=== Task directions ===
Work out how many lines in the data include the string "zuständigen"; reply with that number alone.

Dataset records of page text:
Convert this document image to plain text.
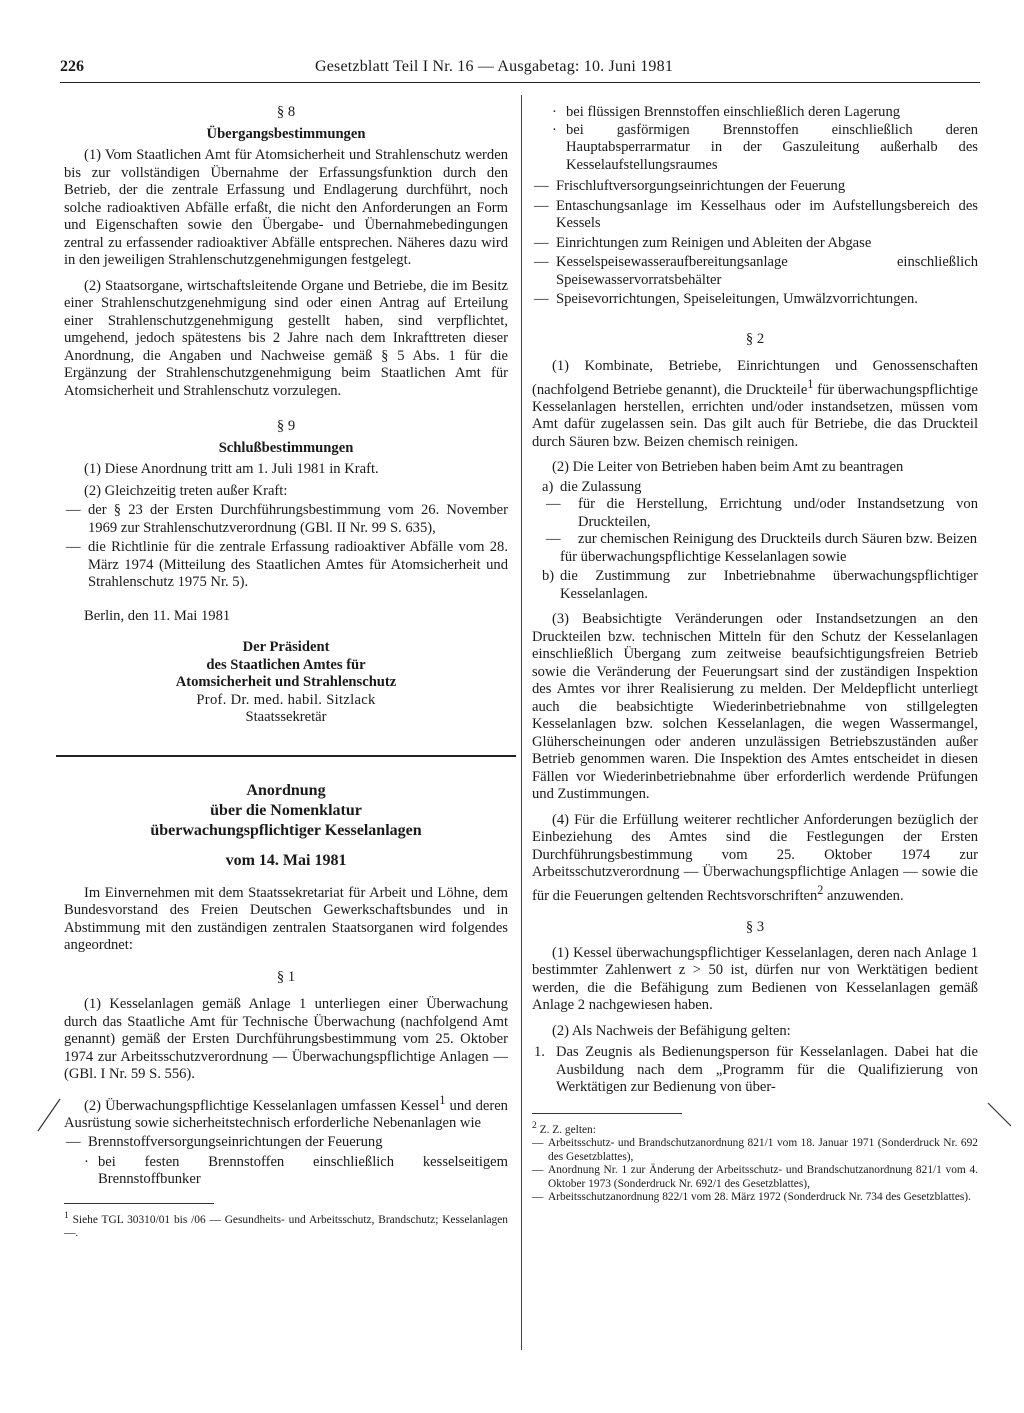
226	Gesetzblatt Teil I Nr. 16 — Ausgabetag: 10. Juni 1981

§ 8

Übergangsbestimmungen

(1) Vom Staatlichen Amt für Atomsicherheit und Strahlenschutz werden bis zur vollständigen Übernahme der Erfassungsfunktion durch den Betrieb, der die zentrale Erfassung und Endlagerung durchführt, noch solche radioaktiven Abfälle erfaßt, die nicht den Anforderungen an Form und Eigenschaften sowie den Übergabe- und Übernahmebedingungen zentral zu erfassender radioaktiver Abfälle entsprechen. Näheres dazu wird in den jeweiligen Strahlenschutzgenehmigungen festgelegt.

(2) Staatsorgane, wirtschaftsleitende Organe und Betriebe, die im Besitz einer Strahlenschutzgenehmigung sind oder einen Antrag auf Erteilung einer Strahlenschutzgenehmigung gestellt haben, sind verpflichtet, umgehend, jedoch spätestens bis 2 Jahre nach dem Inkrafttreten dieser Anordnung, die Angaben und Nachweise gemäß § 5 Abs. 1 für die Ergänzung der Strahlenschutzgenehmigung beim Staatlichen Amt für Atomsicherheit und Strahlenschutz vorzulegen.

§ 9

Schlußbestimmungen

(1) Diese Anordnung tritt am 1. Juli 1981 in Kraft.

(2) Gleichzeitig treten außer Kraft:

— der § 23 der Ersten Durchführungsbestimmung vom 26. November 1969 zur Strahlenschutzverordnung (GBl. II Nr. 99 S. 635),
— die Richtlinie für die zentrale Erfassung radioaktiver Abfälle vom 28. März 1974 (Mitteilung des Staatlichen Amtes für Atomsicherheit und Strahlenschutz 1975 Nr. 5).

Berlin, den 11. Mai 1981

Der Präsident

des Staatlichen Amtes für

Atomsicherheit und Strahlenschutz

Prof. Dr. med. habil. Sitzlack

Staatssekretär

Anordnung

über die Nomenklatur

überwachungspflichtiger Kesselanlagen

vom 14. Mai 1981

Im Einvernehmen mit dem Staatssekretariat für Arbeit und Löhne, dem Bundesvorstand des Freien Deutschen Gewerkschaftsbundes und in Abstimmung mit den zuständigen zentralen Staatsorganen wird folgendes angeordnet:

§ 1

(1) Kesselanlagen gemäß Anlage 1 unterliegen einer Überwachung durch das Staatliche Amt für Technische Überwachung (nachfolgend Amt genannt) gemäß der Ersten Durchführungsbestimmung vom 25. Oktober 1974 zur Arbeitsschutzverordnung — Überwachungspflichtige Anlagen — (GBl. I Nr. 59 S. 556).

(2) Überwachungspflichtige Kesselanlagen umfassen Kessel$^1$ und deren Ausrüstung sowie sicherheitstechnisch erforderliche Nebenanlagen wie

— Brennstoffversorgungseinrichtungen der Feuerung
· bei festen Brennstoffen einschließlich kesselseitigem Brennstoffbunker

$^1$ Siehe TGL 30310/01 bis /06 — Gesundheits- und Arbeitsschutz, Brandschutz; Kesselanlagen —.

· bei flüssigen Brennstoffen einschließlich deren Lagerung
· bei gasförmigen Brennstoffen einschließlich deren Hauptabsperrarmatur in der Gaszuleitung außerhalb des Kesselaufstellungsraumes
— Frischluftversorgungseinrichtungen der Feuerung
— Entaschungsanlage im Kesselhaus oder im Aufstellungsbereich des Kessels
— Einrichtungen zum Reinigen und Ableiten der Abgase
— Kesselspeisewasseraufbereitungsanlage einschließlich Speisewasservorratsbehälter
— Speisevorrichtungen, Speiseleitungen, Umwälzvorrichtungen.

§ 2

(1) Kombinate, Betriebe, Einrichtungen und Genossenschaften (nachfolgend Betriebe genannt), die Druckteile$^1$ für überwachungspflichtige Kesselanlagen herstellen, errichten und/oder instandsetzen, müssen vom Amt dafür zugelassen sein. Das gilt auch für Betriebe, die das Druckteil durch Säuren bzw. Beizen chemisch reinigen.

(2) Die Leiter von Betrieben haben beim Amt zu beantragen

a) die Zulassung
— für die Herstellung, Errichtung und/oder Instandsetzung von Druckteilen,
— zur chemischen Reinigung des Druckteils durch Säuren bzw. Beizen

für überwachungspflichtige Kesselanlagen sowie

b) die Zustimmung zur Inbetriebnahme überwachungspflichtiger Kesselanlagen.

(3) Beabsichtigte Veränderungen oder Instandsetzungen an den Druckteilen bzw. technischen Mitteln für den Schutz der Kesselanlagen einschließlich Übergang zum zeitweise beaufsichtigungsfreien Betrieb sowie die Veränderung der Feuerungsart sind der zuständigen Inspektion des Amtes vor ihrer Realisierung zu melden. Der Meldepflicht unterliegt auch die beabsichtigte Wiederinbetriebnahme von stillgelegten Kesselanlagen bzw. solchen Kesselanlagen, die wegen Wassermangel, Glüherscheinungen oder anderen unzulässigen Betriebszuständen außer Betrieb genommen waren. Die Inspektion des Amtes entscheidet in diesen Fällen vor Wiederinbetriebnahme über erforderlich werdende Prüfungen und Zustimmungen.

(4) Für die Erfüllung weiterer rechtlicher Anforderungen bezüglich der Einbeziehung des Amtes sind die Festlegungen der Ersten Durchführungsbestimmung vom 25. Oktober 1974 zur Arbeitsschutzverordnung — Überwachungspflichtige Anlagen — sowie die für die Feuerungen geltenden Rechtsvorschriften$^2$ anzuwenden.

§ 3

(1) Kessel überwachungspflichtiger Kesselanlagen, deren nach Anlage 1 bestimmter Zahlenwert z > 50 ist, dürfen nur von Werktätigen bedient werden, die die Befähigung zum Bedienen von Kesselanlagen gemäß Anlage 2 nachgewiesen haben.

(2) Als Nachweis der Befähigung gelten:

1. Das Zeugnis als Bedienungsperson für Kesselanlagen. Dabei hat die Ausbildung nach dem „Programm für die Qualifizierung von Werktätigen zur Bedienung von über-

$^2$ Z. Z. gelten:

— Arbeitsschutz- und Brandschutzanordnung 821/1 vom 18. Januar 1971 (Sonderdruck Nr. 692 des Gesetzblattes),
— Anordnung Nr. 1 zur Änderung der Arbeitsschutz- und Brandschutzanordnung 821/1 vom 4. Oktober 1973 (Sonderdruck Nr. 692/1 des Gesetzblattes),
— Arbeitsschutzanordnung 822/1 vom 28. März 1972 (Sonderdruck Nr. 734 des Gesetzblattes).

=== Answer to this problem ===
2